- _What is required_
Go through the lines below. Copy those with "content".

- _Input rows_
◇ ◇ ◇
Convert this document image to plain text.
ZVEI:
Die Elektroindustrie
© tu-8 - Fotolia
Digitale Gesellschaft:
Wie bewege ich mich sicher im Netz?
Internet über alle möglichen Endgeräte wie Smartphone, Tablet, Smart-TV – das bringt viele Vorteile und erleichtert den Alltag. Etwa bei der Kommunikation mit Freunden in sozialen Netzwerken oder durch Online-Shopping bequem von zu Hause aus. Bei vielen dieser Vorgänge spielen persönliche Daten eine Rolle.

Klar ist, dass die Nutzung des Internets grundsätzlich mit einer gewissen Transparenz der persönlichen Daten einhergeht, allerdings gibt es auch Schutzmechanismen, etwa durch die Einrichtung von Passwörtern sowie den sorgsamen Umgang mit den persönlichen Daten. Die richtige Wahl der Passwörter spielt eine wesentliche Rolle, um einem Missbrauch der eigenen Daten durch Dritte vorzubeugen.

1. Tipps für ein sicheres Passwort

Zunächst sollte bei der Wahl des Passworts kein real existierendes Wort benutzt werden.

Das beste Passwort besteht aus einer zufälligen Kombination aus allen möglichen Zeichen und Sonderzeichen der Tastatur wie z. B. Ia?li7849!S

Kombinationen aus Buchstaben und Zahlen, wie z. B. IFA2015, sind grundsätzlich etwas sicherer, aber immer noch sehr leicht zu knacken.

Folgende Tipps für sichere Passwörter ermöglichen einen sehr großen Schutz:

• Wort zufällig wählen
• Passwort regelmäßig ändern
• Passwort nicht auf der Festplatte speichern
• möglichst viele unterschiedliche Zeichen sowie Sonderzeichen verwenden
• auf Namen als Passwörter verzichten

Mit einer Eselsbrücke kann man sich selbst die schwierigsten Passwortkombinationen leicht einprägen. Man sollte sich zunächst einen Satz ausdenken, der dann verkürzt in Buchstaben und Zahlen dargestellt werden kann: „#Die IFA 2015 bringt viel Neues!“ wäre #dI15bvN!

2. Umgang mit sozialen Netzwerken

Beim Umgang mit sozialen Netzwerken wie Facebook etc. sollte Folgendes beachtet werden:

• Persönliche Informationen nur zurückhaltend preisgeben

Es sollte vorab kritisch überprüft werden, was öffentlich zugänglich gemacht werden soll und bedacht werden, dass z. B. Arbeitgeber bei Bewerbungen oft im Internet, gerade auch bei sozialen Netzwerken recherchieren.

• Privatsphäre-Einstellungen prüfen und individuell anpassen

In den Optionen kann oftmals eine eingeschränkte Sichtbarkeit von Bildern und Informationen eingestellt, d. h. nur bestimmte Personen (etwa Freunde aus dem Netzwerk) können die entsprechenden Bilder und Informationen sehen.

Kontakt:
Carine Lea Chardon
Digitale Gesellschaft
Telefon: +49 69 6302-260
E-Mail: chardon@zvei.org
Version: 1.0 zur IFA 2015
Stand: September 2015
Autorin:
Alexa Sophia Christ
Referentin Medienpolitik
◇ ◇ ◇
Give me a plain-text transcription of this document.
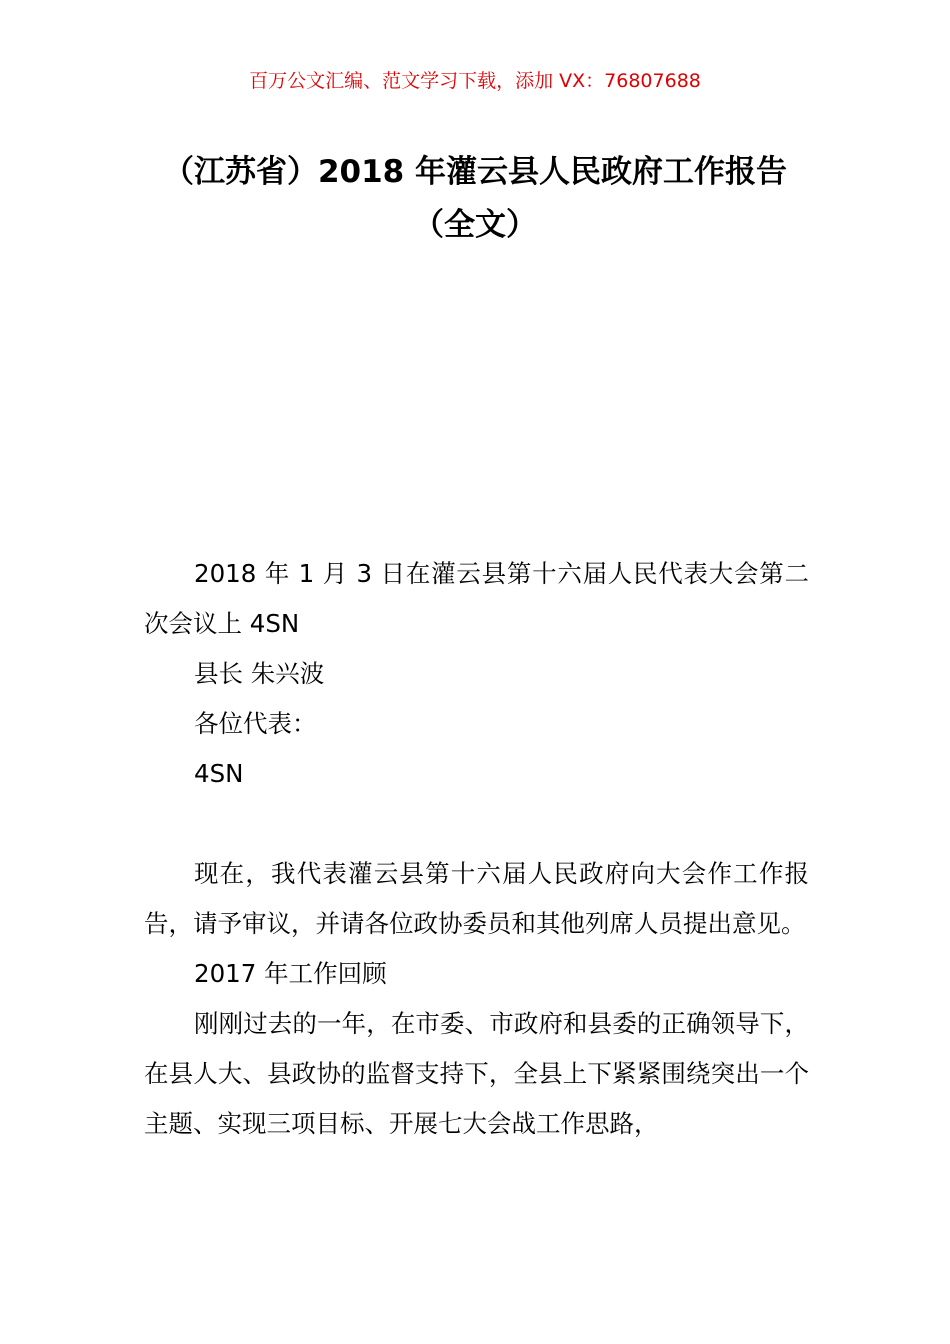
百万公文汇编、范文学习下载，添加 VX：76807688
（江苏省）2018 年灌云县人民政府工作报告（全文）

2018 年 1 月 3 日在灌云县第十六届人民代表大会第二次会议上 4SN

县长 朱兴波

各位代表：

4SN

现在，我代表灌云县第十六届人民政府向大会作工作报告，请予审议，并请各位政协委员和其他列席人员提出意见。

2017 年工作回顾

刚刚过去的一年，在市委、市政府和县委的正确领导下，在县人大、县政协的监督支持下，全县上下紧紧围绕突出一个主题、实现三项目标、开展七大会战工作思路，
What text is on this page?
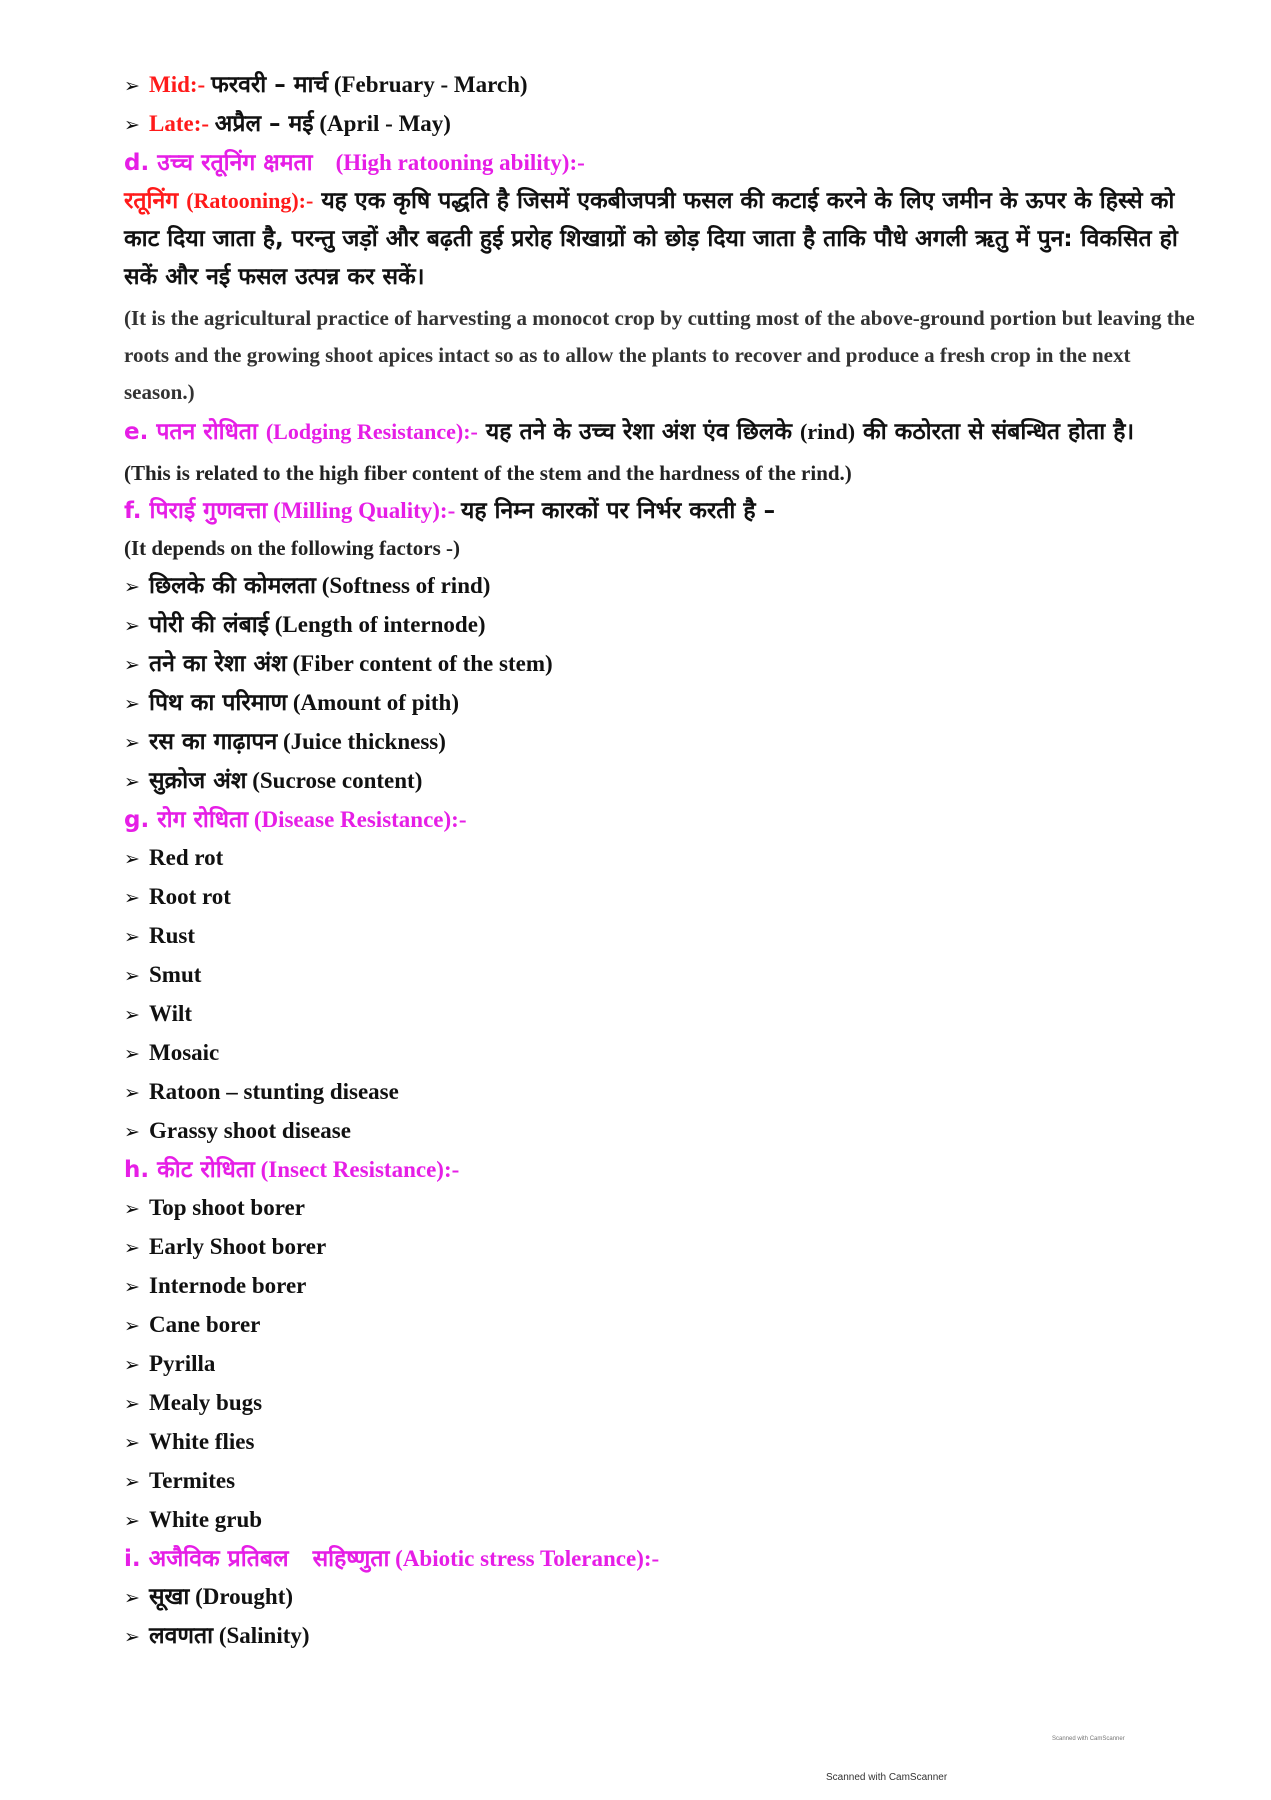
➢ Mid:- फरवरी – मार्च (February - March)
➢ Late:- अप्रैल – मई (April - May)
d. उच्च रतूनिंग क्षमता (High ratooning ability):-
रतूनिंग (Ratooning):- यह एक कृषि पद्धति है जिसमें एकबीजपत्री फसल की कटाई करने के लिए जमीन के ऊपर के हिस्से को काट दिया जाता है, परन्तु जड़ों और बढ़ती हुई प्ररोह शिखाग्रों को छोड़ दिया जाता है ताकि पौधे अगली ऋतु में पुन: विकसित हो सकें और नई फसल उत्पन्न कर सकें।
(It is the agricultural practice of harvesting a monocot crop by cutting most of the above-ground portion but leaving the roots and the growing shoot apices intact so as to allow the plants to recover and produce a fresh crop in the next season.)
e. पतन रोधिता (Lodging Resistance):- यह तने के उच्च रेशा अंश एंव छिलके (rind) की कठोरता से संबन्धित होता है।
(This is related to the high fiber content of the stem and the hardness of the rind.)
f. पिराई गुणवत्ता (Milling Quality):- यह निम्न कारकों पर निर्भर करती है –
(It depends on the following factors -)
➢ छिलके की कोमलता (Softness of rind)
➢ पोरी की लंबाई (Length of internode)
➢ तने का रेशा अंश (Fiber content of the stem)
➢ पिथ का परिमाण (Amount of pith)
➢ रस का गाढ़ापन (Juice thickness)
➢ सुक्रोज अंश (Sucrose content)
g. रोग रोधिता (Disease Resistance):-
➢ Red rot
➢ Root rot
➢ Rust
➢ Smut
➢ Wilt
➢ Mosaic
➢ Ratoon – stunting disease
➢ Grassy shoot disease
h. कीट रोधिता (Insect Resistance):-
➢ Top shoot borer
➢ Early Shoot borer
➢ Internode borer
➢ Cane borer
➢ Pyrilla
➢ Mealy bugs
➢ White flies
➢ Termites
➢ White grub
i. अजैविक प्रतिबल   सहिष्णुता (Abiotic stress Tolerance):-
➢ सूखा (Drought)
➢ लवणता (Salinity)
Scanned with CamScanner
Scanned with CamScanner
◇ ◇ ◇
- _Answer for this exercise_
(This is related to the high fiber content of the stem and the hardness of the rind.)
➢ तने का रेशा अंश (Fiber content of the stem)
➢ सुक्रोज अंश (Sucrose content)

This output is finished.